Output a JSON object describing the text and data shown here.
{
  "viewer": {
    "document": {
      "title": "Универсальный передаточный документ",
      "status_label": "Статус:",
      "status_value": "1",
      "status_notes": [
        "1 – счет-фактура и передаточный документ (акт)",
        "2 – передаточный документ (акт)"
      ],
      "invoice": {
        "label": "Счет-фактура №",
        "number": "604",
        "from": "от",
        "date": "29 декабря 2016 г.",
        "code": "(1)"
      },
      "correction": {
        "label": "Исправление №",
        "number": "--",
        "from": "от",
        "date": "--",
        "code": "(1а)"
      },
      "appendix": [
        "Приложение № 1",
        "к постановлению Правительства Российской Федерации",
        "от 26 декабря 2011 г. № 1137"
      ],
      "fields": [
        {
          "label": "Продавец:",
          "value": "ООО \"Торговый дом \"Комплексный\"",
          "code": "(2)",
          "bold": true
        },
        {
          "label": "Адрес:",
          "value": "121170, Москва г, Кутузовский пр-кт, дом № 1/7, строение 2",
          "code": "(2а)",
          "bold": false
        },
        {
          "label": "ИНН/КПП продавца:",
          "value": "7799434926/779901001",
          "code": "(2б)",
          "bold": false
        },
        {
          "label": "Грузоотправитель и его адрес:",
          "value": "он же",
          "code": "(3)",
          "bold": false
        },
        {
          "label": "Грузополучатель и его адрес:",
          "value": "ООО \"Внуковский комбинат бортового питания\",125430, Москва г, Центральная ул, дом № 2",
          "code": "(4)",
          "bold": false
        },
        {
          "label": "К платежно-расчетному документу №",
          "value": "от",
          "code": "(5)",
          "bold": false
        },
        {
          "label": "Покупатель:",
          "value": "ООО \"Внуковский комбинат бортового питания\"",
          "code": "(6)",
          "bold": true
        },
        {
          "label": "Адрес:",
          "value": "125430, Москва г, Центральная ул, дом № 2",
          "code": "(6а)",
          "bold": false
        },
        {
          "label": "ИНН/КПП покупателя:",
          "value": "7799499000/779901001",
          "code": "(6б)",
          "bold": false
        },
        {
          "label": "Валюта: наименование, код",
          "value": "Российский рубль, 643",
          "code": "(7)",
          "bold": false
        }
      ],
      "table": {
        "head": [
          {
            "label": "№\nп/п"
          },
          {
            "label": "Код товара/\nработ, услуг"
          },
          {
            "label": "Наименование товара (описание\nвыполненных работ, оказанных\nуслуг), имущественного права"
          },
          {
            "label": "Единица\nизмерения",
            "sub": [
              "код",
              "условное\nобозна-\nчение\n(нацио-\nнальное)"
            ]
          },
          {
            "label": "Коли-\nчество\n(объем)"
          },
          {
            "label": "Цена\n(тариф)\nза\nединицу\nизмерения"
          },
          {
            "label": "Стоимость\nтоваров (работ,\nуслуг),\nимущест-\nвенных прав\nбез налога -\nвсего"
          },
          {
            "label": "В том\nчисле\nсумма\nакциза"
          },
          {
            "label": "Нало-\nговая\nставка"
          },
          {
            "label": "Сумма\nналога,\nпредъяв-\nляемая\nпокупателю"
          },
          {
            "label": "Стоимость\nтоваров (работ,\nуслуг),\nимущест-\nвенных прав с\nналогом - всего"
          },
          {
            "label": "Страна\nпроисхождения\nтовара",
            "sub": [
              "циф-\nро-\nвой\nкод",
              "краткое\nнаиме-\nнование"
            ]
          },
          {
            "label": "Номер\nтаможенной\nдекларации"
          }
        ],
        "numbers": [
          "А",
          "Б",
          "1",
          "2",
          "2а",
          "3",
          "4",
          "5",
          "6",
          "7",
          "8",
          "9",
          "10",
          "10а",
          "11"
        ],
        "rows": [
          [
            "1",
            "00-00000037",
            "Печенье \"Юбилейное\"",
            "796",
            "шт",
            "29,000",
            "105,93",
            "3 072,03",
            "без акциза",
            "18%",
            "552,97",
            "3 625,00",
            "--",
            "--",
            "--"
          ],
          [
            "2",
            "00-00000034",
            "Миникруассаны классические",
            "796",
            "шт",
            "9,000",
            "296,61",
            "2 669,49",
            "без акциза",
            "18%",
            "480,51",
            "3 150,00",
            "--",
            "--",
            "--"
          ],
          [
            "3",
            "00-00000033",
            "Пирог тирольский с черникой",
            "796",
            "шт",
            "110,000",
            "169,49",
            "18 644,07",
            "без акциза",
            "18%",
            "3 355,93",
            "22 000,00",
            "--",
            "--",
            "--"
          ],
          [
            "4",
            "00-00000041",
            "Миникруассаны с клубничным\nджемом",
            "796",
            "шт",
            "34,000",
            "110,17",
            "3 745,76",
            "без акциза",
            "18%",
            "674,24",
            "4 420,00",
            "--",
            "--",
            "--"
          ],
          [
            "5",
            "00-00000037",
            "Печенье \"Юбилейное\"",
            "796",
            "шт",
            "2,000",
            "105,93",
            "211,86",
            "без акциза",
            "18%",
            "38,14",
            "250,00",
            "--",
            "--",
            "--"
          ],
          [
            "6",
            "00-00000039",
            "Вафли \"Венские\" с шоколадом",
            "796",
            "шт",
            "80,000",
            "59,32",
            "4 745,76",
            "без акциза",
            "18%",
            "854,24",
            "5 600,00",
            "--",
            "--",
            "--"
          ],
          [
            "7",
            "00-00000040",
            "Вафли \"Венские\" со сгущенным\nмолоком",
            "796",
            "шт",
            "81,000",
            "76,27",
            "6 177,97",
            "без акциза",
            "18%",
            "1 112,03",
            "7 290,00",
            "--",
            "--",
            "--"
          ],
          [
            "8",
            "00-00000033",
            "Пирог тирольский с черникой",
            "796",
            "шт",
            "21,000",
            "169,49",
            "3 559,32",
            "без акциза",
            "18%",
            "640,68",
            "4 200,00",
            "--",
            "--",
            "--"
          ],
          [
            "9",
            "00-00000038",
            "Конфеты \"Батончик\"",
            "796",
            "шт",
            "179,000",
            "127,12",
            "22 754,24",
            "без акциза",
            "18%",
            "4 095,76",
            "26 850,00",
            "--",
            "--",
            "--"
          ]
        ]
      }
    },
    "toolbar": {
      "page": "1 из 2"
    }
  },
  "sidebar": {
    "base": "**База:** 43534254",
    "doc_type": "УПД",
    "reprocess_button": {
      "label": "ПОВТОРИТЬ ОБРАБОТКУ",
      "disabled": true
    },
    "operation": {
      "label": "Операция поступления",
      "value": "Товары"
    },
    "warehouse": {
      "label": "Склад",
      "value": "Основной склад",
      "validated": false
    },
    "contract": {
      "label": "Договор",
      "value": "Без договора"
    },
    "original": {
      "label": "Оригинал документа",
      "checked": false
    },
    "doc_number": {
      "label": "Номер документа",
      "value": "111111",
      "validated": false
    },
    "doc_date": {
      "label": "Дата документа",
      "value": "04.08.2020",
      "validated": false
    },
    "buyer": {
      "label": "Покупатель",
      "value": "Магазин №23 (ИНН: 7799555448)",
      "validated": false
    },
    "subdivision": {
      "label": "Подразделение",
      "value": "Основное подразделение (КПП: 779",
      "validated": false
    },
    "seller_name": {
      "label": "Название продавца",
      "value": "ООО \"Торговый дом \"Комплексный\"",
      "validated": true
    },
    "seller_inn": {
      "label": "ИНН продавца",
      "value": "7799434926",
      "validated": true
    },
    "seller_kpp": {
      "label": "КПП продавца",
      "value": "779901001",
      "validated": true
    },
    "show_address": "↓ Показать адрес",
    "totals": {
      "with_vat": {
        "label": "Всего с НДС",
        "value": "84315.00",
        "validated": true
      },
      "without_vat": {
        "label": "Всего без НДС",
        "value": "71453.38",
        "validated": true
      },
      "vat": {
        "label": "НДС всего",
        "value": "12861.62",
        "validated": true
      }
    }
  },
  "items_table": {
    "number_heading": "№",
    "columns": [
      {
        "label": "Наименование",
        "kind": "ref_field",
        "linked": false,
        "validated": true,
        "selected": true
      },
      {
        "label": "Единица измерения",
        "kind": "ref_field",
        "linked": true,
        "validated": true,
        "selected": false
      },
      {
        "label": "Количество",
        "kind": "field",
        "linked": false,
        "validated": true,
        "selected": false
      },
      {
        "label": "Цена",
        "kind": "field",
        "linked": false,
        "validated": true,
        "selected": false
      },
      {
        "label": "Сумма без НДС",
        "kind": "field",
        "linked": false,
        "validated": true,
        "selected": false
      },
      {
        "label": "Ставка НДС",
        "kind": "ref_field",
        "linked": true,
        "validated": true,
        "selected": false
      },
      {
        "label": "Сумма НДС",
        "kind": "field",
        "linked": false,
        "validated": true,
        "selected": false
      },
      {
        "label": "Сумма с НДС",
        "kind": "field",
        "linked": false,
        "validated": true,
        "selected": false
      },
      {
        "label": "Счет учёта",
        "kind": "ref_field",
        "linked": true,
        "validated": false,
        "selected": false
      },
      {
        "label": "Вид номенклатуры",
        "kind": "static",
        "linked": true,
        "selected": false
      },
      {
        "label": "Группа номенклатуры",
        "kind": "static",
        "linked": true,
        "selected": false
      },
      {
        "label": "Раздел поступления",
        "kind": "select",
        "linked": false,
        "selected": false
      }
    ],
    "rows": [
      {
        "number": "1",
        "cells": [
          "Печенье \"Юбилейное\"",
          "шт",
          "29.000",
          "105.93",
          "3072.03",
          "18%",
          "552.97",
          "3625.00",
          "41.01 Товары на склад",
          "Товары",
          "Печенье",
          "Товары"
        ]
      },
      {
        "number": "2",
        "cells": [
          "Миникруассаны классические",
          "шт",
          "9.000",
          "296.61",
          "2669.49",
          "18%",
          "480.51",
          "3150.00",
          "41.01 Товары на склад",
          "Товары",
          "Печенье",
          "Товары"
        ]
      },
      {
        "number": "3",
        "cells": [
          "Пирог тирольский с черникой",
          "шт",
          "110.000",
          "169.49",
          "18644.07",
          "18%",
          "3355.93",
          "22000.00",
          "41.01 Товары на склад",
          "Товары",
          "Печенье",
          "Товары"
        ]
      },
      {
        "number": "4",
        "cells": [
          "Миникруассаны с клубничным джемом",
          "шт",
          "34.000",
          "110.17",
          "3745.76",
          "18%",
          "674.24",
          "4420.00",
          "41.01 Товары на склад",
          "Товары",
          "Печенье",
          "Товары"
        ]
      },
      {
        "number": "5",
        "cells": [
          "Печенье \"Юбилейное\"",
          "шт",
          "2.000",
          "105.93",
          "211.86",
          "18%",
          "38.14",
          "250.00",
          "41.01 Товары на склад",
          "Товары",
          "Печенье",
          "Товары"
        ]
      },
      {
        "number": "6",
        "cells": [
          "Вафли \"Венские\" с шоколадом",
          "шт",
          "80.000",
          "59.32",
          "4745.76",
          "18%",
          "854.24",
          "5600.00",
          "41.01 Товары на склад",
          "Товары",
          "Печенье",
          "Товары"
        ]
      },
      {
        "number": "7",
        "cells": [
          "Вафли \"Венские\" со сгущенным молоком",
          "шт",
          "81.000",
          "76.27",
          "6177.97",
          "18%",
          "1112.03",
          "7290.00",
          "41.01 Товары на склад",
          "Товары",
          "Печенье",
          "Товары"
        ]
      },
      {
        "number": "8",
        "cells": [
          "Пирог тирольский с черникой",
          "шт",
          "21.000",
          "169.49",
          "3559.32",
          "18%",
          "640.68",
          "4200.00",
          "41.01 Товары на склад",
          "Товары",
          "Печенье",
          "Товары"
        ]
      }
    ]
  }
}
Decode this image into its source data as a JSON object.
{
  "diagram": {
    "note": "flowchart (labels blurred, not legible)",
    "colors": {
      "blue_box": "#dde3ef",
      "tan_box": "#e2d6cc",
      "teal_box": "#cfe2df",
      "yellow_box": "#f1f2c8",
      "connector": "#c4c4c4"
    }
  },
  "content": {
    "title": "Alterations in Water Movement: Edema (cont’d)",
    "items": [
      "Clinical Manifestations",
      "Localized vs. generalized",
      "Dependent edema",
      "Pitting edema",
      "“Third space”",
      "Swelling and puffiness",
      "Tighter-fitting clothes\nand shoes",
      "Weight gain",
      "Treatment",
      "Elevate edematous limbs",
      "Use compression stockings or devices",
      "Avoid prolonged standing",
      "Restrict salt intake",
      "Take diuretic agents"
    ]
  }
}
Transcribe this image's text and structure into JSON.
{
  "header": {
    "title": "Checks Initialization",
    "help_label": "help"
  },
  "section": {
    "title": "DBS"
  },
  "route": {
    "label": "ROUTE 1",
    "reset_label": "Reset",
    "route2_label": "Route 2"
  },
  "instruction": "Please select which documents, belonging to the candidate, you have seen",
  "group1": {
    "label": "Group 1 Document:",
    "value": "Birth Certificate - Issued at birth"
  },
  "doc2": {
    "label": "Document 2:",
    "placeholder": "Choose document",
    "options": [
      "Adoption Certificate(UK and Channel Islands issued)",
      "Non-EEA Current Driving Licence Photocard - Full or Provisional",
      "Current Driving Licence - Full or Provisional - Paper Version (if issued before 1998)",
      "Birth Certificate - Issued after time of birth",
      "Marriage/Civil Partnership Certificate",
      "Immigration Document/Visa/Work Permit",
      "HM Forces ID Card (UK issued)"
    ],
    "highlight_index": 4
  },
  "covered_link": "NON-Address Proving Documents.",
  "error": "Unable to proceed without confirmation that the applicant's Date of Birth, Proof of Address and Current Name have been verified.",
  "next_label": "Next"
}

PROBLEM DESCRIPTION:
In the listing, find all lines with the string "Full" and copy them.

EXERCISE RESPONSE:
      "Non-EEA Current Driving Licence Photocard - Full or Provisional",
      "Current Driving Licence - Full or Provisional - Paper Version (if issued before 1998)",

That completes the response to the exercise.